===== MATERIAL FOR THIS EXERCISE =====

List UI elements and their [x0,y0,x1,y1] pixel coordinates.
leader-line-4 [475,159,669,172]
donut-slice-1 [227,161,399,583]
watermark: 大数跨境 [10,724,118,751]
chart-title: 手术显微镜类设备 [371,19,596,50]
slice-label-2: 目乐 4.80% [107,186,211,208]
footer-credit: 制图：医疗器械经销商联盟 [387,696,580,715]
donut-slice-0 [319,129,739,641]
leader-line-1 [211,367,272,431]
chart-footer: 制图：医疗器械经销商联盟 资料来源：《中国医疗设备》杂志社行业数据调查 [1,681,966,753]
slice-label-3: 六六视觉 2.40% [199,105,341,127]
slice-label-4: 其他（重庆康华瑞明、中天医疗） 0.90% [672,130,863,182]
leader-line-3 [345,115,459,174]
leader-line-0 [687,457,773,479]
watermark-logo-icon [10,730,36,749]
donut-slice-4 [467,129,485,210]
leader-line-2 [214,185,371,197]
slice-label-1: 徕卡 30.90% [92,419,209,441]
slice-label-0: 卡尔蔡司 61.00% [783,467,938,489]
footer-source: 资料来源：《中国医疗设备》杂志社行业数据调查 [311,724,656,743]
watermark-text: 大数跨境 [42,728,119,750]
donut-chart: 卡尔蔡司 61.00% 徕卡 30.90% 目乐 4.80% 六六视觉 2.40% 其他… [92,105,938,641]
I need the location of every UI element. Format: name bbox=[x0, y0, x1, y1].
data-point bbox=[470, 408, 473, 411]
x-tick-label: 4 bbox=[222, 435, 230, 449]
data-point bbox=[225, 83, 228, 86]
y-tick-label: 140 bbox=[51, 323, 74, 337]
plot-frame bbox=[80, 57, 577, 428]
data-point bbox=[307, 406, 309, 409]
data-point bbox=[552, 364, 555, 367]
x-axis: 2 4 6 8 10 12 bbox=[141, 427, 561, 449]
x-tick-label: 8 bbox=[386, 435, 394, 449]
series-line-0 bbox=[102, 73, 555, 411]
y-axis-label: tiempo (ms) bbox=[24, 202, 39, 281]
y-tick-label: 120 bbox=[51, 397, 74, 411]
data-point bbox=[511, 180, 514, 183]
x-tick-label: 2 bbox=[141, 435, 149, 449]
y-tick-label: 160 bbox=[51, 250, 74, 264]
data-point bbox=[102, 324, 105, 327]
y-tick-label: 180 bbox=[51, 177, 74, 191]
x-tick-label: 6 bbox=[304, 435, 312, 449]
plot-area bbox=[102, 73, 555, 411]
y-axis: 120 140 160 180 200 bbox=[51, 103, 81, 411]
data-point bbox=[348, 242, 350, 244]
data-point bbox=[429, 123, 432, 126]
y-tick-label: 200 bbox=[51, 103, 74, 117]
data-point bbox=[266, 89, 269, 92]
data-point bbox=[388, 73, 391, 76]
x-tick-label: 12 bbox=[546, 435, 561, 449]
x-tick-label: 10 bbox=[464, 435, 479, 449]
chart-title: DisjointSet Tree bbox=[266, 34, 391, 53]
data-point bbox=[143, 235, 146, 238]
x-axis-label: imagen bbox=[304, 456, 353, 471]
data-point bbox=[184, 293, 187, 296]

=====

* _WHAT THE TASK ASKS_:
Could you reproduce every line of the records above, character for character, without changing anything?

* _SOLVED PROBLEM_:
List UI elements and their [x0,y0,x1,y1] pixel coordinates.
leader-line-4 [475,159,669,172]
donut-slice-1 [227,161,399,583]
watermark: 大数跨境 [10,724,118,751]
chart-title: 手术显微镜类设备 [371,19,596,50]
slice-label-2: 目乐 4.80% [107,186,211,208]
footer-credit: 制图：医疗器械经销商联盟 [387,696,580,715]
donut-slice-0 [319,129,739,641]
leader-line-1 [211,367,272,431]
chart-footer: 制图：医疗器械经销商联盟 资料来源：《中国医疗设备》杂志社行业数据调查 [1,681,966,753]
slice-label-3: 六六视觉 2.40% [199,105,341,127]
slice-label-4: 其他（重庆康华瑞明、中天医疗） 0.90% [672,130,863,182]
leader-line-3 [345,115,459,174]
leader-line-0 [687,457,773,479]
watermark-logo-icon [10,730,36,749]
donut-slice-4 [467,129,485,210]
leader-line-2 [214,185,371,197]
slice-label-1: 徕卡 30.90% [92,419,209,441]
slice-label-0: 卡尔蔡司 61.00% [783,467,938,489]
footer-source: 资料来源：《中国医疗设备》杂志社行业数据调查 [311,724,656,743]
watermark-text: 大数跨境 [42,728,119,750]
donut-chart: 卡尔蔡司 61.00% 徕卡 30.90% 目乐 4.80% 六六视觉 2.40% 其他… [92,105,938,641]
I need the location of every UI element. Format: name bbox=[x0, y0, x1, y1].
data-point bbox=[470, 408, 473, 411]
x-tick-label: 4 bbox=[222, 435, 230, 449]
data-point bbox=[225, 83, 228, 86]
y-tick-label: 140 bbox=[51, 323, 74, 337]
plot-frame bbox=[80, 57, 577, 428]
data-point bbox=[307, 406, 309, 409]
data-point bbox=[552, 364, 555, 367]
x-axis: 2 4 6 8 10 12 bbox=[141, 427, 561, 449]
x-tick-label: 8 bbox=[386, 435, 394, 449]
series-line-0 bbox=[102, 73, 555, 411]
y-axis-label: tiempo (ms) bbox=[24, 202, 39, 281]
y-tick-label: 120 bbox=[51, 397, 74, 411]
data-point bbox=[511, 180, 514, 183]
x-tick-label: 2 bbox=[141, 435, 149, 449]
y-tick-label: 160 bbox=[51, 250, 74, 264]
data-point bbox=[102, 324, 105, 327]
y-tick-label: 180 bbox=[51, 177, 74, 191]
x-tick-label: 6 bbox=[304, 435, 312, 449]
plot-area bbox=[102, 73, 555, 411]
y-axis: 120 140 160 180 200 bbox=[51, 103, 81, 411]
data-point bbox=[348, 242, 350, 244]
data-point bbox=[429, 123, 432, 126]
y-tick-label: 200 bbox=[51, 103, 74, 117]
data-point bbox=[266, 89, 269, 92]
data-point bbox=[388, 73, 391, 76]
x-tick-label: 12 bbox=[546, 435, 561, 449]
x-tick-label: 10 bbox=[464, 435, 479, 449]
chart-title: DisjointSet Tree bbox=[266, 34, 391, 53]
data-point bbox=[143, 235, 146, 238]
x-axis-label: imagen bbox=[304, 456, 353, 471]
data-point bbox=[184, 293, 187, 296]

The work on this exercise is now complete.